● **YOUR TASK**:
Lines that hold the word "Displacement" should be located and copied.

● **DATA TO PROCESS**:
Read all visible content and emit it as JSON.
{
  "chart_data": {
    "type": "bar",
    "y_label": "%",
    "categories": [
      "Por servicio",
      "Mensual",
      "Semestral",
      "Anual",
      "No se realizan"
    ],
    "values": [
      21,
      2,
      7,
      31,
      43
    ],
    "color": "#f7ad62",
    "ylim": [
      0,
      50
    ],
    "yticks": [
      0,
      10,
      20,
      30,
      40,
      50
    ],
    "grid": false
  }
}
--
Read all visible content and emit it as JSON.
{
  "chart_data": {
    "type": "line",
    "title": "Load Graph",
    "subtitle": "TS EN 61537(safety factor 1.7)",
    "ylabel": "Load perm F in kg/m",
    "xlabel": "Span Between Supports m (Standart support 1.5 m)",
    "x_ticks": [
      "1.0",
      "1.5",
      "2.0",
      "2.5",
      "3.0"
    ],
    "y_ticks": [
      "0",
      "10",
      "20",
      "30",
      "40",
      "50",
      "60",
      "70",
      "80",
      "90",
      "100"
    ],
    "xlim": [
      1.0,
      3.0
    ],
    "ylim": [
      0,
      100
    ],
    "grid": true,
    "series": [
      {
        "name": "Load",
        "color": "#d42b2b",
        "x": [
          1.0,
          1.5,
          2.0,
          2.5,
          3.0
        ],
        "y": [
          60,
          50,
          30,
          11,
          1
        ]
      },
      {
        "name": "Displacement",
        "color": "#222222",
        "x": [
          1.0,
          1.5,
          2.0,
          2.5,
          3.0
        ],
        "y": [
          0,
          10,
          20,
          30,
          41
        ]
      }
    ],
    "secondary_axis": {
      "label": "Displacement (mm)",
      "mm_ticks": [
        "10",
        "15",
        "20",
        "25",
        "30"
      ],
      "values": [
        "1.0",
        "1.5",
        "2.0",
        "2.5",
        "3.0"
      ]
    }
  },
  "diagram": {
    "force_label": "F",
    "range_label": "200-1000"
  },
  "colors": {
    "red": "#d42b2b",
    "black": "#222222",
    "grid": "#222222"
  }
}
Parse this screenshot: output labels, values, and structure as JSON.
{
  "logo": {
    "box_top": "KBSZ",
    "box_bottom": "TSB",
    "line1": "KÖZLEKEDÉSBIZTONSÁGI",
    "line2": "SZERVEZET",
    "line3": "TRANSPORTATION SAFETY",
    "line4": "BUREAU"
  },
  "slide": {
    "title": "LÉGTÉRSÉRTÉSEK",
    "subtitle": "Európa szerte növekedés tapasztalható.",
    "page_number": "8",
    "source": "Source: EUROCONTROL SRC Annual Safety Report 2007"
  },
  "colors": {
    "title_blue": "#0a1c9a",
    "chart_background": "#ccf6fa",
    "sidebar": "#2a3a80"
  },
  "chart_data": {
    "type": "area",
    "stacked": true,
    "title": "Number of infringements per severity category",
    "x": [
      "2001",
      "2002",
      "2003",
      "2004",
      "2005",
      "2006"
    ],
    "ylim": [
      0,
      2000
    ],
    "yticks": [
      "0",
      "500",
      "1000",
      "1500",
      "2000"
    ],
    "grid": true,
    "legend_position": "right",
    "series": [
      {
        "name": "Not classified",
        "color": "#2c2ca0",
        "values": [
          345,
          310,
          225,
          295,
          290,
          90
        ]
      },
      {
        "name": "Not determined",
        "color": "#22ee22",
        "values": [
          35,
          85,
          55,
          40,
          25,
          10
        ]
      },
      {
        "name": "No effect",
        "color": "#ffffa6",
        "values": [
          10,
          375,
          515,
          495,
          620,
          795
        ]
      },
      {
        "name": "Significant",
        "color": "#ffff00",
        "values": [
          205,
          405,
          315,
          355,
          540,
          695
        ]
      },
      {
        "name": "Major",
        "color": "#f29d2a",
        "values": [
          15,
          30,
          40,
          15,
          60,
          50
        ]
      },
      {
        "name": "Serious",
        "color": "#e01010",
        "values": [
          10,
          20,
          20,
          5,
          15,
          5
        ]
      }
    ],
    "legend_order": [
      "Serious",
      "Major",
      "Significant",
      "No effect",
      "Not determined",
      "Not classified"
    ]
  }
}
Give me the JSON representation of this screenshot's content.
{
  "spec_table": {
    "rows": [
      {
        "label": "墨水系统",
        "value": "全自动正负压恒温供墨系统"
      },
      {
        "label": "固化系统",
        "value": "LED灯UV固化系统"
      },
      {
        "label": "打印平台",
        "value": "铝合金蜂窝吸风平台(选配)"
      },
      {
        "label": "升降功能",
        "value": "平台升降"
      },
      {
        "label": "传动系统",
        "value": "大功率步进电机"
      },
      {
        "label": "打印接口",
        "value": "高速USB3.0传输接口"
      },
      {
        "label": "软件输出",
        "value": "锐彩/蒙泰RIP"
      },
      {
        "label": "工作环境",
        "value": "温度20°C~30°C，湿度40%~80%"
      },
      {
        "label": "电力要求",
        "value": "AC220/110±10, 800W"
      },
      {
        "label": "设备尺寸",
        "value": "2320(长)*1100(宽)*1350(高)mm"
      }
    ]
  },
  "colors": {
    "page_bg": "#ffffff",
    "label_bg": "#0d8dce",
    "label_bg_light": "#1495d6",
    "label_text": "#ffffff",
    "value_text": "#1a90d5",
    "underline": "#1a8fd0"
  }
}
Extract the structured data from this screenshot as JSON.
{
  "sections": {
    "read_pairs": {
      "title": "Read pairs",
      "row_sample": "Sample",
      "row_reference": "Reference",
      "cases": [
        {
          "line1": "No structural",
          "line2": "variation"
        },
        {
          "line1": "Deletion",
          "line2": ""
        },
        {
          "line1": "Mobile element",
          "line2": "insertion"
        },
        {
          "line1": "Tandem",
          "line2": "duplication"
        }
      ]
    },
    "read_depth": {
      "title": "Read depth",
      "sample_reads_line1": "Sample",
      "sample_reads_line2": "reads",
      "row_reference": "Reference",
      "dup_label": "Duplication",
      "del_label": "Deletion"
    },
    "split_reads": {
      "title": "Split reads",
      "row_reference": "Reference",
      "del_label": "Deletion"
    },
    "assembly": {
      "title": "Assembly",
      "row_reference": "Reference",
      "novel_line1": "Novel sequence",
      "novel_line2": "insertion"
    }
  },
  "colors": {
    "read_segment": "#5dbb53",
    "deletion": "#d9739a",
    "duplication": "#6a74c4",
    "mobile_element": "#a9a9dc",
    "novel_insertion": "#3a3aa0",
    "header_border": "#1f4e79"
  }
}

● **SOLUTION**:
        "name": "Displacement",
      "label": "Displacement (mm)",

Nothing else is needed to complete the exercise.